To be done |
All of the material below is to be retyped exactly.

Dataset entries:
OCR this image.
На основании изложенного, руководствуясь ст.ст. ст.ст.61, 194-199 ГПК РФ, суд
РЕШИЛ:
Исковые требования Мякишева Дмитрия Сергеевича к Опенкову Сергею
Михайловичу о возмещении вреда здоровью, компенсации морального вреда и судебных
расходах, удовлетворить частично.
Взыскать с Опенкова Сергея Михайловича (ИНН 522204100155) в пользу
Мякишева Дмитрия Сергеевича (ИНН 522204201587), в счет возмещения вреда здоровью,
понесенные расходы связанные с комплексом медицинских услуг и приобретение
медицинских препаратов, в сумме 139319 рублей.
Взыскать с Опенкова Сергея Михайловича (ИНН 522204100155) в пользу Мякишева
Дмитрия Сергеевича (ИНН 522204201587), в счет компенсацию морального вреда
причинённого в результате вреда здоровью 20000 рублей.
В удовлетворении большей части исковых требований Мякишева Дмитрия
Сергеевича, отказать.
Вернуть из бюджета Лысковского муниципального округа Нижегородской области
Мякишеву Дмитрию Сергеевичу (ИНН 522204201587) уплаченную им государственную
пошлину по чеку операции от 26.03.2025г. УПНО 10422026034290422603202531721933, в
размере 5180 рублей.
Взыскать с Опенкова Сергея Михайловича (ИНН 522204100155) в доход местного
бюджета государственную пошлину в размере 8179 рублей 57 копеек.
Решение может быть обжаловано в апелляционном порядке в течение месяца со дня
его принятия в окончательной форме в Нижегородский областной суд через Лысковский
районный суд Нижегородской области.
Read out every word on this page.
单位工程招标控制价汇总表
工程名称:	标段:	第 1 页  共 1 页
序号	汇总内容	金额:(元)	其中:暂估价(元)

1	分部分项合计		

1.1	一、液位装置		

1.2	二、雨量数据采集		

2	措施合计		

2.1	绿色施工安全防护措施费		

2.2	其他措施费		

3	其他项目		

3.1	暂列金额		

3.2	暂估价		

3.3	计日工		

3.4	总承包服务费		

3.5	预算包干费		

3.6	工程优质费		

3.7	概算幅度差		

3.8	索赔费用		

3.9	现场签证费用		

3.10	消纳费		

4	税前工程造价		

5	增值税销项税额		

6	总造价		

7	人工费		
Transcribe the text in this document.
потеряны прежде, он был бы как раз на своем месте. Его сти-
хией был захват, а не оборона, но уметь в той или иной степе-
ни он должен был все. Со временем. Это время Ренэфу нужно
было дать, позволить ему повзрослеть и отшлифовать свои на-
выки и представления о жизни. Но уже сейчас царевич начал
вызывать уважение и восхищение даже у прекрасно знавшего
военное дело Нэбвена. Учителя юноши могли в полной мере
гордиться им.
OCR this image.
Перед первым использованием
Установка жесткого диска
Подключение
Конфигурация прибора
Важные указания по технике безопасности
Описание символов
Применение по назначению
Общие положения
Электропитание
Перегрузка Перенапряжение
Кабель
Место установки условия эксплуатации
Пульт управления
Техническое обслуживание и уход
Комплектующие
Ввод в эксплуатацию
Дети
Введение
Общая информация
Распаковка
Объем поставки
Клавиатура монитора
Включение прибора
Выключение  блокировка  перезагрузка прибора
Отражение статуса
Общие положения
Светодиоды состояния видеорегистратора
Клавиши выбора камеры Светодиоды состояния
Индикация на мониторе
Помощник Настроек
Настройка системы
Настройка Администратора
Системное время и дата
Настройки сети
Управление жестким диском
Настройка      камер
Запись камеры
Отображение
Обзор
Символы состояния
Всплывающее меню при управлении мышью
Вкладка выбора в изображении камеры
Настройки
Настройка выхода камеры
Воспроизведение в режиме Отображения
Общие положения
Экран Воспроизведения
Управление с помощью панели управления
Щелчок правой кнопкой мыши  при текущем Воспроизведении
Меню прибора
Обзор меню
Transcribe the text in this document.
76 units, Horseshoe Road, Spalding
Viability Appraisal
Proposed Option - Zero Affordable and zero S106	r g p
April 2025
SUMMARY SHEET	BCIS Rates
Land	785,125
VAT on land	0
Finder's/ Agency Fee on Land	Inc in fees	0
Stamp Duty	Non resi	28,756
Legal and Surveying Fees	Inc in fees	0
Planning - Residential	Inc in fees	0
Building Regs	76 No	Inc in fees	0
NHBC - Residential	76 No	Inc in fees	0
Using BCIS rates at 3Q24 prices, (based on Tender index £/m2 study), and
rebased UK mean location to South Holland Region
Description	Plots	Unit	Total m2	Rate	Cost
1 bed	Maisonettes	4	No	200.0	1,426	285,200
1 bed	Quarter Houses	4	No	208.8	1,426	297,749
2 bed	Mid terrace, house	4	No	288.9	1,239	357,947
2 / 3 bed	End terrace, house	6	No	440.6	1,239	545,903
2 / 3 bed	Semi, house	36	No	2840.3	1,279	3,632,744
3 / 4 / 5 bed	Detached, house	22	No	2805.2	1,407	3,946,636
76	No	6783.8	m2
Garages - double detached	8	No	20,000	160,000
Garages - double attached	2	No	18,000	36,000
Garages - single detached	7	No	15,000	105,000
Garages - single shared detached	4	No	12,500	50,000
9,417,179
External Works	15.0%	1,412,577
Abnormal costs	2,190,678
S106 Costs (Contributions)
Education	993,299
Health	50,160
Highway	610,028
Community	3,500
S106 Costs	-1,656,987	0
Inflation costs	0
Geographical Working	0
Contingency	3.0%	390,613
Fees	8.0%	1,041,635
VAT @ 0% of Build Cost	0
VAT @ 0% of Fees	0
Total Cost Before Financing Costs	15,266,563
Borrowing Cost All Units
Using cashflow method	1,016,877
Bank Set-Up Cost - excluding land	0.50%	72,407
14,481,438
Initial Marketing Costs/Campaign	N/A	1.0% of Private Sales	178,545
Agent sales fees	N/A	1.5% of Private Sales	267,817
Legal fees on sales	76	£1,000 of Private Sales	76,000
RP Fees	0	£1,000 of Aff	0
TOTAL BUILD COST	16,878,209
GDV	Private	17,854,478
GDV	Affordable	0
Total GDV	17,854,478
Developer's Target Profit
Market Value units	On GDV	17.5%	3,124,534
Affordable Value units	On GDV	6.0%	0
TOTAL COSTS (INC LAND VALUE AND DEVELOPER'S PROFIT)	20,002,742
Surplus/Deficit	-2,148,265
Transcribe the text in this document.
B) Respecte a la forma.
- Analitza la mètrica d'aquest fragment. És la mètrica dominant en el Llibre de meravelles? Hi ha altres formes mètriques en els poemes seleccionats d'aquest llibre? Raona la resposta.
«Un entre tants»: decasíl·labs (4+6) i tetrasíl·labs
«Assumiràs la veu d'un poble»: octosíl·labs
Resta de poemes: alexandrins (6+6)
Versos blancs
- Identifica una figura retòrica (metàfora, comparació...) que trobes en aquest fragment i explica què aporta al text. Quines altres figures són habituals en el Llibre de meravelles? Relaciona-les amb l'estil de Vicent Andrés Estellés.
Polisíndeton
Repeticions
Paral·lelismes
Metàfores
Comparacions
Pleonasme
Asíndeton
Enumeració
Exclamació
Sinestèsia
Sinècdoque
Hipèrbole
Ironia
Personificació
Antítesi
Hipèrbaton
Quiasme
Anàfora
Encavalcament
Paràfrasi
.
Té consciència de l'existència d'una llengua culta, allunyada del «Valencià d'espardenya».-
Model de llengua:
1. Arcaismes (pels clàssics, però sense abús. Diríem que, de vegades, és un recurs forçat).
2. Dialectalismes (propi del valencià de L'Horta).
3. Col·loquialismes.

Response |
OCR this image.
На основании изложенного, руководствуясь ст.ст. ст.ст.61, 194-199 ГПК РФ, суд
РЕШИЛ:
Исковые требования Мякишева Дмитрия Сергеевича к Опенкову Сергею
Михайловичу о возмещении вреда здоровью, компенсации морального вреда и судебных
расходах, удовлетворить частично.
Взыскать с Опенкова Сергея Михайловича (ИНН 522204100155) в пользу
Мякишева Дмитрия Сергеевича (ИНН 522204201587), в счет возмещения вреда здоровью,
понесенные расходы связанные с комплексом медицинских услуг и приобретение
медицинских препаратов, в сумме 139319 рублей.
Взыскать с Опенкова Сергея Михайловича (ИНН 522204100155) в пользу Мякишева
Дмитрия Сергеевича (ИНН 522204201587), в счет компенсацию морального вреда
причинённого в результате вреда здоровью 20000 рублей.
В удовлетворении большей части исковых требований Мякишева Дмитрия
Сергеевича, отказать.
Вернуть из бюджета Лысковского муниципального округа Нижегородской области
Мякишеву Дмитрию Сергеевичу (ИНН 522204201587) уплаченную им государственную
пошлину по чеку операции от 26.03.2025г. УПНО 10422026034290422603202531721933, в
размере 5180 рублей.
Взыскать с Опенкова Сергея Михайловича (ИНН 522204100155) в доход местного
бюджета государственную пошлину в размере 8179 рублей 57 копеек.
Решение может быть обжаловано в апелляционном порядке в течение месяца со дня
его принятия в окончательной форме в Нижегородский областной суд через Лысковский
районный суд Нижегородской области.
Read out every word on this page.
单位工程招标控制价汇总表
工程名称:	标段:	第 1 页  共 1 页
序号	汇总内容	金额:(元)	其中:暂估价(元)

1	分部分项合计		

1.1	一、液位装置		

1.2	二、雨量数据采集		

2	措施合计		

2.1	绿色施工安全防护措施费		

2.2	其他措施费		

3	其他项目		

3.1	暂列金额		

3.2	暂估价		

3.3	计日工		

3.4	总承包服务费		

3.5	预算包干费		

3.6	工程优质费		

3.7	概算幅度差		

3.8	索赔费用		

3.9	现场签证费用		

3.10	消纳费		

4	税前工程造价		

5	增值税销项税额		

6	总造价		

7	人工费		
Transcribe the text in this document.
потеряны прежде, он был бы как раз на своем месте. Его сти-
хией был захват, а не оборона, но уметь в той или иной степе-
ни он должен был все. Со временем. Это время Ренэфу нужно
было дать, позволить ему повзрослеть и отшлифовать свои на-
выки и представления о жизни. Но уже сейчас царевич начал
вызывать уважение и восхищение даже у прекрасно знавшего
военное дело Нэбвена. Учителя юноши могли в полной мере
гордиться им.
OCR this image.
Перед первым использованием
Установка жесткого диска
Подключение
Конфигурация прибора
Важные указания по технике безопасности
Описание символов
Применение по назначению
Общие положения
Электропитание
Перегрузка Перенапряжение
Кабель
Место установки условия эксплуатации
Пульт управления
Техническое обслуживание и уход
Комплектующие
Ввод в эксплуатацию
Дети
Введение
Общая информация
Распаковка
Объем поставки
Клавиатура монитора
Включение прибора
Выключение  блокировка  перезагрузка прибора
Отражение статуса
Общие положения
Светодиоды состояния видеорегистратора
Клавиши выбора камеры Светодиоды состояния
Индикация на мониторе
Помощник Настроек
Настройка системы
Настройка Администратора
Системное время и дата
Настройки сети
Управление жестким диском
Настройка      камер
Запись камеры
Отображение
Обзор
Символы состояния
Всплывающее меню при управлении мышью
Вкладка выбора в изображении камеры
Настройки
Настройка выхода камеры
Воспроизведение в режиме Отображения
Общие положения
Экран Воспроизведения
Управление с помощью панели управления
Щелчок правой кнопкой мыши  при текущем Воспроизведении
Меню прибора
Обзор меню
Transcribe the text in this document.
76 units, Horseshoe Road, Spalding
Viability Appraisal
Proposed Option - Zero Affordable and zero S106	r g p
April 2025
SUMMARY SHEET	BCIS Rates
Land	785,125
VAT on land	0
Finder's/ Agency Fee on Land	Inc in fees	0
Stamp Duty	Non resi	28,756
Legal and Surveying Fees	Inc in fees	0
Planning - Residential	Inc in fees	0
Building Regs	76 No	Inc in fees	0
NHBC - Residential	76 No	Inc in fees	0
Using BCIS rates at 3Q24 prices, (based on Tender index £/m2 study), and
rebased UK mean location to South Holland Region
Description	Plots	Unit	Total m2	Rate	Cost
1 bed	Maisonettes	4	No	200.0	1,426	285,200
1 bed	Quarter Houses	4	No	208.8	1,426	297,749
2 bed	Mid terrace, house	4	No	288.9	1,239	357,947
2 / 3 bed	End terrace, house	6	No	440.6	1,239	545,903
2 / 3 bed	Semi, house	36	No	2840.3	1,279	3,632,744
3 / 4 / 5 bed	Detached, house	22	No	2805.2	1,407	3,946,636
76	No	6783.8	m2
Garages - double detached	8	No	20,000	160,000
Garages - double attached	2	No	18,000	36,000
Garages - single detached	7	No	15,000	105,000
Garages - single shared detached	4	No	12,500	50,000
9,417,179
External Works	15.0%	1,412,577
Abnormal costs	2,190,678
S106 Costs (Contributions)
Education	993,299
Health	50,160
Highway	610,028
Community	3,500
S106 Costs	-1,656,987	0
Inflation costs	0
Geographical Working	0
Contingency	3.0%	390,613
Fees	8.0%	1,041,635
VAT @ 0% of Build Cost	0
VAT @ 0% of Fees	0
Total Cost Before Financing Costs	15,266,563
Borrowing Cost All Units
Using cashflow method	1,016,877
Bank Set-Up Cost - excluding land	0.50%	72,407
14,481,438
Initial Marketing Costs/Campaign	N/A	1.0% of Private Sales	178,545
Agent sales fees	N/A	1.5% of Private Sales	267,817
Legal fees on sales	76	£1,000 of Private Sales	76,000
RP Fees	0	£1,000 of Aff	0
TOTAL BUILD COST	16,878,209
GDV	Private	17,854,478
GDV	Affordable	0
Total GDV	17,854,478
Developer's Target Profit
Market Value units	On GDV	17.5%	3,124,534
Affordable Value units	On GDV	6.0%	0
TOTAL COSTS (INC LAND VALUE AND DEVELOPER'S PROFIT)	20,002,742
Surplus/Deficit	-2,148,265
Transcribe the text in this document.
B) Respecte a la forma.
- Analitza la mètrica d'aquest fragment. És la mètrica dominant en el Llibre de meravelles? Hi ha altres formes mètriques en els poemes seleccionats d'aquest llibre? Raona la resposta.
«Un entre tants»: decasíl·labs (4+6) i tetrasíl·labs
«Assumiràs la veu d'un poble»: octosíl·labs
Resta de poemes: alexandrins (6+6)
Versos blancs
- Identifica una figura retòrica (metàfora, comparació...) que trobes en aquest fragment i explica què aporta al text. Quines altres figures són habituals en el Llibre de meravelles? Relaciona-les amb l'estil de Vicent Andrés Estellés.
Polisíndeton
Repeticions
Paral·lelismes
Metàfores
Comparacions
Pleonasme
Asíndeton
Enumeració
Exclamació
Sinestèsia
Sinècdoque
Hipèrbole
Ironia
Personificació
Antítesi
Hipèrbaton
Quiasme
Anàfora
Encavalcament
Paràfrasi
.
Té consciència de l'existència d'una llengua culta, allunyada del «Valencià d'espardenya».-
Model de llengua:
1. Arcaismes (pels clàssics, però sense abús. Diríem que, de vegades, és un recurs forçat).
2. Dialectalismes (propi del valencià de L'Horta).
3. Col·loquialismes.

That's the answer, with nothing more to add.